Task goal:
Across the entries below, how many lines contain the word "daily"? Give the number alone.

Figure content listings
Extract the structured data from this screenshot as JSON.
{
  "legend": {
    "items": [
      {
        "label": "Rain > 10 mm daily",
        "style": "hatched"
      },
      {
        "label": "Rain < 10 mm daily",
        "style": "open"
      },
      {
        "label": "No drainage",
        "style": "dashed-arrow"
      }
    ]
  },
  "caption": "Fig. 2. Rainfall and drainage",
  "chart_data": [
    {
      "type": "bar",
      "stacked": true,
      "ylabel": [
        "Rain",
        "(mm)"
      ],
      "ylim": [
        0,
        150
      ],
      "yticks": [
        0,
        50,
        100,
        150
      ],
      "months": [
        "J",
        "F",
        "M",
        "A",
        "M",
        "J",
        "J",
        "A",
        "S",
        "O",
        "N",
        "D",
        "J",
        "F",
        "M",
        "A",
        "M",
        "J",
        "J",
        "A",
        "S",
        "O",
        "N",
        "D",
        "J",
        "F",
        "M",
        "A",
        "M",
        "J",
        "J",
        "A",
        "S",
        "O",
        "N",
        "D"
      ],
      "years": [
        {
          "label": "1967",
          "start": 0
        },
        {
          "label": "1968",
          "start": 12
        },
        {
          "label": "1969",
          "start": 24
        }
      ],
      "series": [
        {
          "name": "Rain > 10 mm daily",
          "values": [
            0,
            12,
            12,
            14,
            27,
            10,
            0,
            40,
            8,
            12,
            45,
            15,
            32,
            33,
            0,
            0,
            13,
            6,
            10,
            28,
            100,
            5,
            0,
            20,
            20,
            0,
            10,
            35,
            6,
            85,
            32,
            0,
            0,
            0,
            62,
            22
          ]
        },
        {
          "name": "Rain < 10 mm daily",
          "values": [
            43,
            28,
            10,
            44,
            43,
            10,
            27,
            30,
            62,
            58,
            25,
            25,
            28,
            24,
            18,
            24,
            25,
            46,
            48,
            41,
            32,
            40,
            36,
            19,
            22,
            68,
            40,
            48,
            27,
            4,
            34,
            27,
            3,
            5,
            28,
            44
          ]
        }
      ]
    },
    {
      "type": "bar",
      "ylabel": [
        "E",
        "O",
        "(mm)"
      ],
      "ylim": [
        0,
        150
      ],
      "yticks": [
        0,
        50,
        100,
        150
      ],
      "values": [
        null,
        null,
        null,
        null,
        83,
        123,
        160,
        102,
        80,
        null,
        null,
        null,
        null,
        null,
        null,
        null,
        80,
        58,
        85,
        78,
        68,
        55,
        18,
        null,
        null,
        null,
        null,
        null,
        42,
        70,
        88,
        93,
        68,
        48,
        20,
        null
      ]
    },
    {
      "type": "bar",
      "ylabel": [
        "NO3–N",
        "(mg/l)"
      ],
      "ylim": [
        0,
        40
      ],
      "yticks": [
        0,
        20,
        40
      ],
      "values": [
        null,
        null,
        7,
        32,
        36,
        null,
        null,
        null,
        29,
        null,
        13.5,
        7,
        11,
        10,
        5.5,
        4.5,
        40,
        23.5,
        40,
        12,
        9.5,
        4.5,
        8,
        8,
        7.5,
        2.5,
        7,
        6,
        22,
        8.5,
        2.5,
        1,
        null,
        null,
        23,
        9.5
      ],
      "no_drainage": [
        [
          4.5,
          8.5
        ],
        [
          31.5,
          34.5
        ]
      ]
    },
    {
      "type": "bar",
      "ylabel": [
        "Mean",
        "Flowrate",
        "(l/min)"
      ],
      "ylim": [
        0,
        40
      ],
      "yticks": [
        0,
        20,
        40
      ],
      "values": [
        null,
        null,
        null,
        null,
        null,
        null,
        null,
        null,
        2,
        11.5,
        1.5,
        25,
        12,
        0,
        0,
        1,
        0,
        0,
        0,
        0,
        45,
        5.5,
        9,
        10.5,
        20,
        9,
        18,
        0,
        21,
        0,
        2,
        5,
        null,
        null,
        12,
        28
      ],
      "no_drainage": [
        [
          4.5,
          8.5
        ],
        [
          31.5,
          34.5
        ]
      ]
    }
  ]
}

Correct result:
4